(Stored data)
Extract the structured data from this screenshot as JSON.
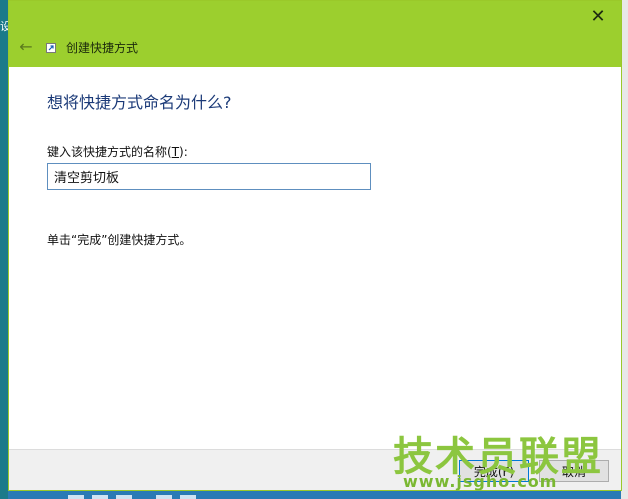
{
  "background": {
    "left_edge_text": "设"
  },
  "dialog": {
    "title": "创建快捷方式",
    "close_glyph": "✕",
    "back_glyph": "←",
    "heading": "想将快捷方式命名为什么?",
    "field_label_prefix": "键入该快捷方式的名称(",
    "field_label_key": "T",
    "field_label_suffix": "):",
    "name_value": "清空剪切板",
    "hint": "单击“完成”创建快捷方式。",
    "finish_label": "完成(F)",
    "cancel_label": "取消"
  },
  "watermark": {
    "brand": "技术员联盟",
    "domain": "www.jsgho.com"
  },
  "colors": {
    "titlebar": "#9ccf2e",
    "heading": "#1b3a78",
    "input_border": "#5e8fbf",
    "watermark": "#8cc63f"
  }
}
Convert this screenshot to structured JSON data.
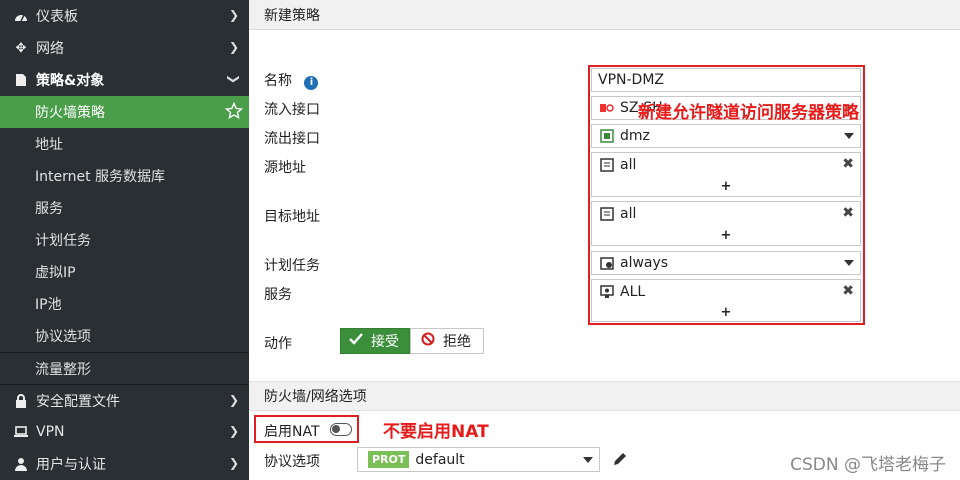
{
  "sidebar": {
    "items": [
      {
        "label": "仪表板",
        "icon": "dashboard-icon"
      },
      {
        "label": "网络",
        "icon": "network-icon"
      },
      {
        "label": "策略&对象",
        "icon": "policy-icon"
      },
      {
        "label": "防火墙策略"
      },
      {
        "label": "地址"
      },
      {
        "label": "Internet 服务数据库"
      },
      {
        "label": "服务"
      },
      {
        "label": "计划任务"
      },
      {
        "label": "虚拟IP"
      },
      {
        "label": "IP池"
      },
      {
        "label": "协议选项"
      },
      {
        "label": "流量整形"
      },
      {
        "label": "安全配置文件",
        "icon": "lock-icon"
      },
      {
        "label": "VPN",
        "icon": "monitor-icon"
      },
      {
        "label": "用户与认证",
        "icon": "user-icon"
      }
    ]
  },
  "header": {
    "title": "新建策略"
  },
  "form": {
    "name_label": "名称",
    "name_value": "VPN-DMZ",
    "incoming_label": "流入接口",
    "incoming_value": "SZ-SH",
    "outgoing_label": "流出接口",
    "outgoing_value": "dmz",
    "source_label": "源地址",
    "source_value": "all",
    "destination_label": "目标地址",
    "destination_value": "all",
    "schedule_label": "计划任务",
    "schedule_value": "always",
    "service_label": "服务",
    "service_value": "ALL",
    "plus": "+",
    "remove": "✖",
    "action_label": "动作",
    "accept_label": "接受",
    "deny_label": "拒绝"
  },
  "section": {
    "title": "防火墙/网络选项",
    "nat_label": "启用NAT",
    "protocol_label": "协议选项",
    "protocol_badge": "PROT",
    "protocol_value": "default"
  },
  "annotations": {
    "policy_note": "新建允许隧道访问服务器策略",
    "nat_note": "不要启用NAT"
  },
  "watermark": "CSDN @飞塔老梅子",
  "colors": {
    "sidebar_bg": "#2a2f33",
    "active_green": "#4a9e4a",
    "accept_green": "#3b8f3b",
    "annotation_red": "#e81b1b"
  }
}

## Objective
Pick every line with "icon" in it and copy it.

## Problem solution
        "icon": "dashboard-icon"
        "icon": "network-icon"
        "icon": "policy-icon"
        "icon": "lock-icon"
        "icon": "monitor-icon"
        "icon": "user-icon"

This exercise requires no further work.